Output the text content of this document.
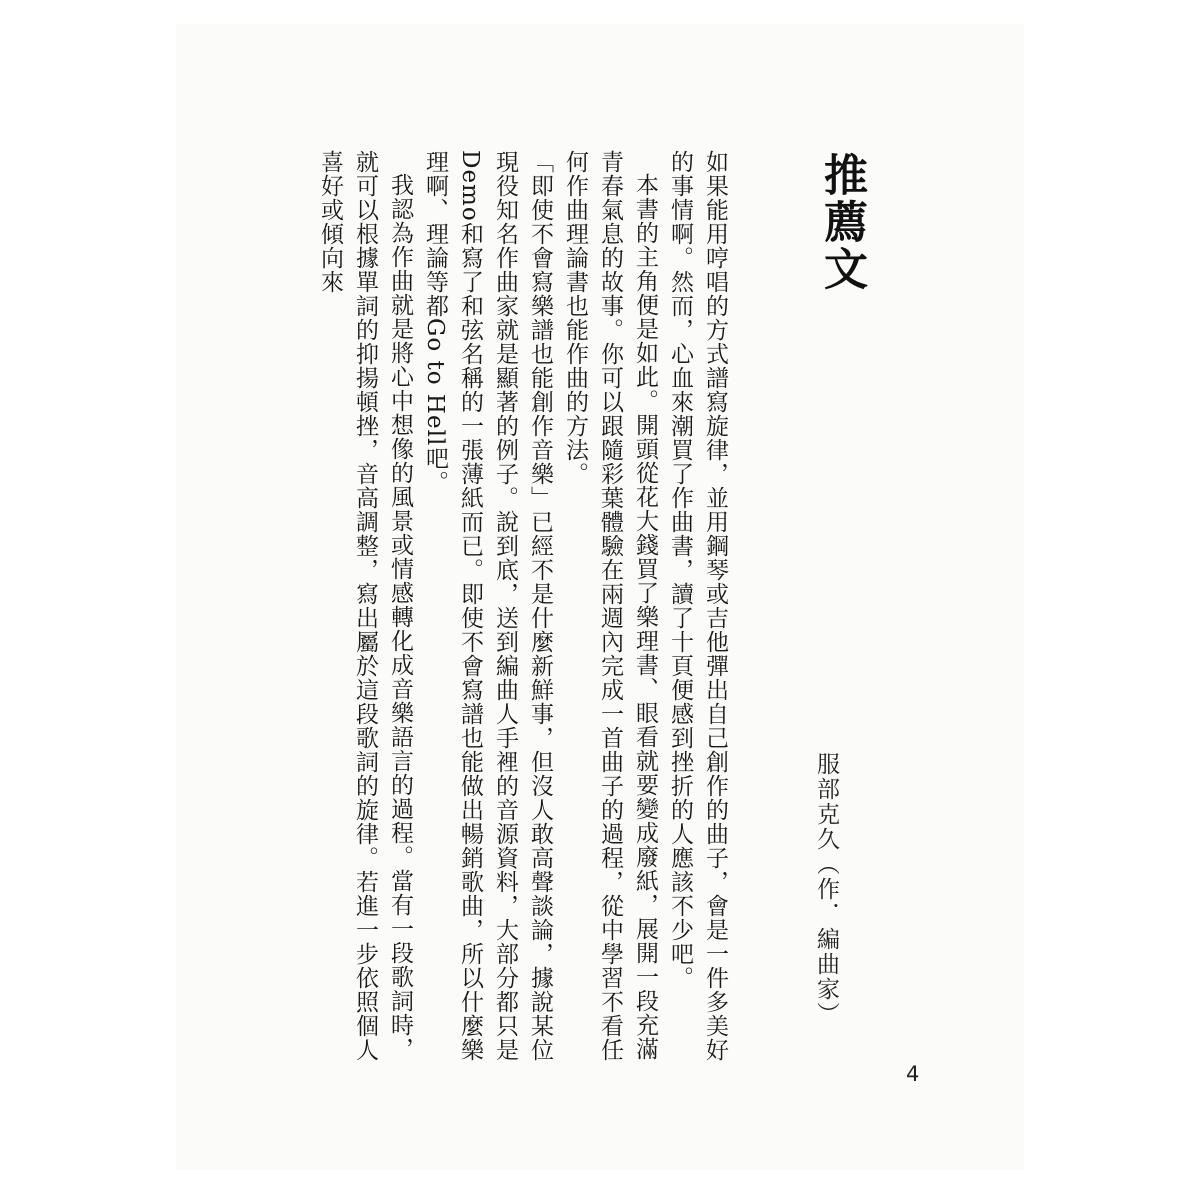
推薦文
服部克久（作．編曲家）

如果能用哼唱的方式譜寫旋律，並用鋼琴或吉他彈出自己創作的曲子，會是一件多美好的事情啊。然而，心血來潮買了作曲書，讀了十頁便感到挫折的人應該不少吧。

本書的主角便是如此。開頭從花大錢買了樂理書、眼看就要變成廢紙，展開一段充滿青春氣息的故事。你可以跟隨彩葉體驗在兩週內完成一首曲子的過程，從中學習不看任何作曲理論書也能作曲的方法。

「即使不會寫樂譜也能創作音樂」已經不是什麼新鮮事，但沒人敢高聲談論，據說某位現役知名作曲家就是顯著的例子。說到底，送到編曲人手裡的音源資料，大部分都只是Demo和寫了和弦名稱的一張薄紙而已。即使不會寫譜也能做出暢銷歌曲，所以什麼樂理啊、理論等都Go to Hell吧。

我認為作曲就是將心中想像的風景或情感轉化成音樂語言的過程。當有一段歌詞時，就可以根據單詞的抑揚頓挫，音高調整，寫出屬於這段歌詞的旋律。若進一步依照個人喜好或傾向來

4
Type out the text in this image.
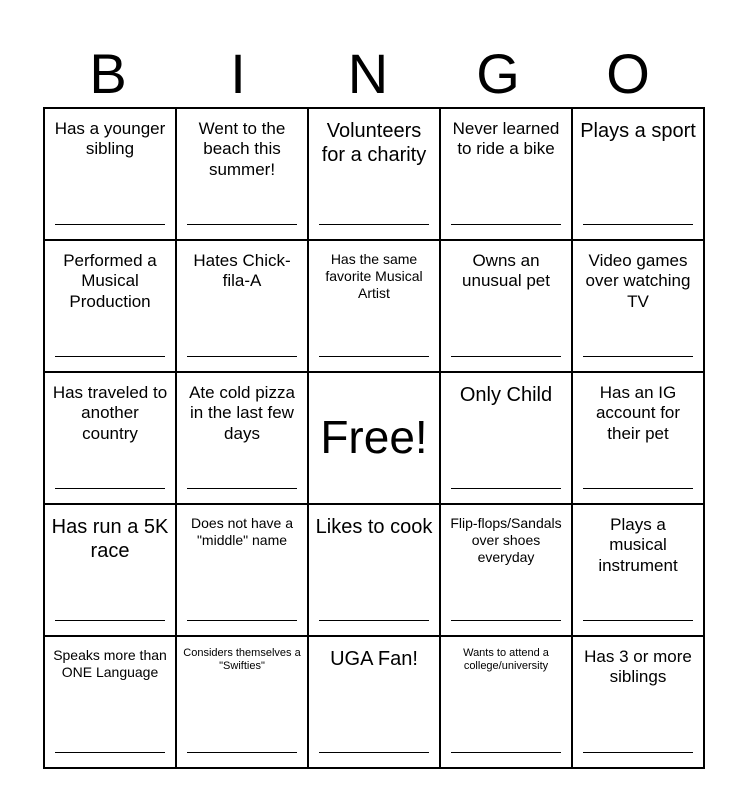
B	I	N	G	O
Has a younger sibling	Went to the beach this summer!	Volunteers for a charity	Never learned to ride a bike	Plays a sport

Performed a Musical Production	Hates Chick-fila-A	Has the same favorite Musical Artist	Owns an unusual pet	Video games over watching TV

Has traveled to another country	Ate cold pizza in the last few days	Free!	Only Child	Has an IG account for their pet

Has run a 5K race	Does not have a "middle" name	Likes to cook	Flip-flops/Sandals over shoes everyday	Plays a musical instrument

Speaks more than ONE Language	Considers themselves a "Swifties"	UGA Fan!	Wants to attend a college/university	Has 3 or more siblings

○ ○ ○ ○ ○

REQUIREMENTS
Using the entries above, find all lines with "Plays". Copy them.

ANSWER TO THIS PROBLEM
Has a younger sibling	Went to the beach this summer!	Volunteers for a charity	Never learned to ride a bike	Plays a sport
Has run a 5K race	Does not have a "middle" name	Likes to cook	Flip-flops/Sandals over shoes everyday	Plays a musical instrument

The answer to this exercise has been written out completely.